▶ [Objectif de la tâche] D'après l'extrait sur la vie chère à La Réunion, quelle taxe l'arrêté ministériel annoncé doit-il supprimer, et sur quels produits ?

▶ [Extrait du texte]
L’un des sujets qui préoccupe le plus les Réunionnais est celui de la vie chère. L’examen du projet de loi commencé par Manuel Valls a été reporté. Fallait-il s’accorder un temps de travail supplémentaire ?
« C’était un choix de venir ici, notamment pour évoquer le sujet de la vie chère qui est un fléau permanent. Je vais signer un arrêté ministériel qui va permettre de faire disparaître la TVA sur les produits essentiels de la vie du quotidien des Réunionnais et des Réunionnaises. On va faire baisser les prix très, très vite. On va permettre que le préfet puisse négocier les prix sur des services essentiels. On veut associer les parlementaires à la discussion. Je suis venue pour être au contact de la réalité. »
Continuité territoriale
Sur la continuité territoriale, on le sait, les billets d’avion depuis et vers La Réunion peuvent atteindre des prix stratosphériques. Est-ce que vous avez des pistes pour améliorer le pouvoir d’achat des Réunionnais ?

▶ [Items fournis]

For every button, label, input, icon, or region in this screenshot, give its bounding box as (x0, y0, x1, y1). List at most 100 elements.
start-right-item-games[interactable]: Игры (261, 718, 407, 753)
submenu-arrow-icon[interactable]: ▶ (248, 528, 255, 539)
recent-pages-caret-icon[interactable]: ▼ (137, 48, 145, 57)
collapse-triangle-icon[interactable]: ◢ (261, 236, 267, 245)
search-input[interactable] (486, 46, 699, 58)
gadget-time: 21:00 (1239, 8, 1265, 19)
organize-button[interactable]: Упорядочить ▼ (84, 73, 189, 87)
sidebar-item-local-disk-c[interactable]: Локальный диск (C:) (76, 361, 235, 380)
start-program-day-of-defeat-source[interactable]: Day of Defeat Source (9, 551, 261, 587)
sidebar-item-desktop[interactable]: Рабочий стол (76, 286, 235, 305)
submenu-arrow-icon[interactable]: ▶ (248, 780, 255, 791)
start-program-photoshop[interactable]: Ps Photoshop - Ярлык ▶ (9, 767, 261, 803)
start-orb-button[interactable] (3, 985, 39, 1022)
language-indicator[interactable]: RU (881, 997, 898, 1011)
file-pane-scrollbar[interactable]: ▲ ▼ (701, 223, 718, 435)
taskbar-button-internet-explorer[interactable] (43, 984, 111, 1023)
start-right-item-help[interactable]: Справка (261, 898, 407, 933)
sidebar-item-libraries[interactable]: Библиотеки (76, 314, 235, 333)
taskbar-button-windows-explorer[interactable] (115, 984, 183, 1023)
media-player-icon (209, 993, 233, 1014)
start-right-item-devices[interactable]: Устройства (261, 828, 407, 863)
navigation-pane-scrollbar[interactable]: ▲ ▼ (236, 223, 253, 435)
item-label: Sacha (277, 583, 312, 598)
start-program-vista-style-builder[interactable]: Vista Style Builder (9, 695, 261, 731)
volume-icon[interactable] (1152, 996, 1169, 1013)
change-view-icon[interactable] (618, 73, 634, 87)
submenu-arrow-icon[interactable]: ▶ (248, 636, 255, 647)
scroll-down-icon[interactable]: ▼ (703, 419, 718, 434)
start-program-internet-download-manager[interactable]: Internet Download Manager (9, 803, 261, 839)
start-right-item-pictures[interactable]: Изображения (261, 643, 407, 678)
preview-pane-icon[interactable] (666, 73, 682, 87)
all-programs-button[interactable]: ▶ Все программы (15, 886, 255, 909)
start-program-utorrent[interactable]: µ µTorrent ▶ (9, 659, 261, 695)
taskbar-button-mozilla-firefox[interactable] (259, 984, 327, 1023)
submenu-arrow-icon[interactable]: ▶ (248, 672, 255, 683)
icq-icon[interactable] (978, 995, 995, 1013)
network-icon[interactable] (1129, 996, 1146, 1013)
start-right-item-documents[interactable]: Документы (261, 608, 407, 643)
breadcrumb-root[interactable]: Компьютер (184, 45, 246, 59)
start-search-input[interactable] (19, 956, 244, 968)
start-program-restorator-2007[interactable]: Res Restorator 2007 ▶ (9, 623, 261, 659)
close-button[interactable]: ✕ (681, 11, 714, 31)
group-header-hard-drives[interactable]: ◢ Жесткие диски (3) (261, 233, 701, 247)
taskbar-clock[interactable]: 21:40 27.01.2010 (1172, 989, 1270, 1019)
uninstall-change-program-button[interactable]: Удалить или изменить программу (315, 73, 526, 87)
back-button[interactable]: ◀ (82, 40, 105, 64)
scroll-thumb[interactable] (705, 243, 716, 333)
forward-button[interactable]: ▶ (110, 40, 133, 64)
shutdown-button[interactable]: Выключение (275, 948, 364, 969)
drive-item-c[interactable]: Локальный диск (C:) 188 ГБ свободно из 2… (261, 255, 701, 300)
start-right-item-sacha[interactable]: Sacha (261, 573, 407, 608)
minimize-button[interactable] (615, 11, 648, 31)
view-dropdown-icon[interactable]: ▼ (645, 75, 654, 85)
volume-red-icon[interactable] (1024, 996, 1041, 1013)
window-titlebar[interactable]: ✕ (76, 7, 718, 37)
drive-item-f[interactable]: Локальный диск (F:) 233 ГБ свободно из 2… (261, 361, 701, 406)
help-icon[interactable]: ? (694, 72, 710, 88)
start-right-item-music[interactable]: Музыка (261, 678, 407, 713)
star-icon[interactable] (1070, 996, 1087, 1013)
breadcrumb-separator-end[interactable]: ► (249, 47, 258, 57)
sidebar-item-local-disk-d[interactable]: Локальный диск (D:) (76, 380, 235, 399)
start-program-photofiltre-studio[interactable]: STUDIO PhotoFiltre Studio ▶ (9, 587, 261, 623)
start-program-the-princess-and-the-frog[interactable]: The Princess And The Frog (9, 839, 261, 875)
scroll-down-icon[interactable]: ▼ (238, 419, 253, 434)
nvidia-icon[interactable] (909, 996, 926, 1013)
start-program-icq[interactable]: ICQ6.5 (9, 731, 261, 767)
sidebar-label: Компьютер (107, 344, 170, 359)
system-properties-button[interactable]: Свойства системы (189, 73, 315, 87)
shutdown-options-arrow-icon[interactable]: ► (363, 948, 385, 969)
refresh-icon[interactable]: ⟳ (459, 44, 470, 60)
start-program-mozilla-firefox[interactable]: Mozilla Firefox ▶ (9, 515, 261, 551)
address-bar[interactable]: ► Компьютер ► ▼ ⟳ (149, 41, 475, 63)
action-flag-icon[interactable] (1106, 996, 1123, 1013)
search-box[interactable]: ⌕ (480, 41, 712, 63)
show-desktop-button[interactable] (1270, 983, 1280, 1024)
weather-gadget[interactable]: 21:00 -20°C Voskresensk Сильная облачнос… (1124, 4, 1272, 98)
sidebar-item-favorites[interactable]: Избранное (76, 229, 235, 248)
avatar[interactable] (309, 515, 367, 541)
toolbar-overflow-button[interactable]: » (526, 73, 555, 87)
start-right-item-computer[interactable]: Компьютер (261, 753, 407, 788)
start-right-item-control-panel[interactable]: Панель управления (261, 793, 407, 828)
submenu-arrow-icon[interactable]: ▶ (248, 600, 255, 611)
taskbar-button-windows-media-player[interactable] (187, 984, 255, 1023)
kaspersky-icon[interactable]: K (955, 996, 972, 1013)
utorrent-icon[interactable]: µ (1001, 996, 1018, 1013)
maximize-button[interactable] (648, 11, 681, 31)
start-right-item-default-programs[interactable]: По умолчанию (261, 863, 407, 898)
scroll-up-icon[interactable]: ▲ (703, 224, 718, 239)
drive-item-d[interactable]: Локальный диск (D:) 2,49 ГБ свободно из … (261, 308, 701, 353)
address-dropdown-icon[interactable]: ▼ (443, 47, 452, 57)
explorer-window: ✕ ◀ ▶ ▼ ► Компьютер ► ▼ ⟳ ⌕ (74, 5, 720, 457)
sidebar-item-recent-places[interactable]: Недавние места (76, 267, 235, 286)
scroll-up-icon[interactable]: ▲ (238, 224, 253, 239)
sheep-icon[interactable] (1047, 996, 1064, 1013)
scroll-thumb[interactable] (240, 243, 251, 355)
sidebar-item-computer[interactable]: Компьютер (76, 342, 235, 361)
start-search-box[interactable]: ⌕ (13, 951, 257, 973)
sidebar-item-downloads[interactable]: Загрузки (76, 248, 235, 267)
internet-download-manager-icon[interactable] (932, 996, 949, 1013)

▶ [Résultat attendu] La TVA, sur les produits essentiels de la vie quotidienne des Réunionnais et des Réunionnaises.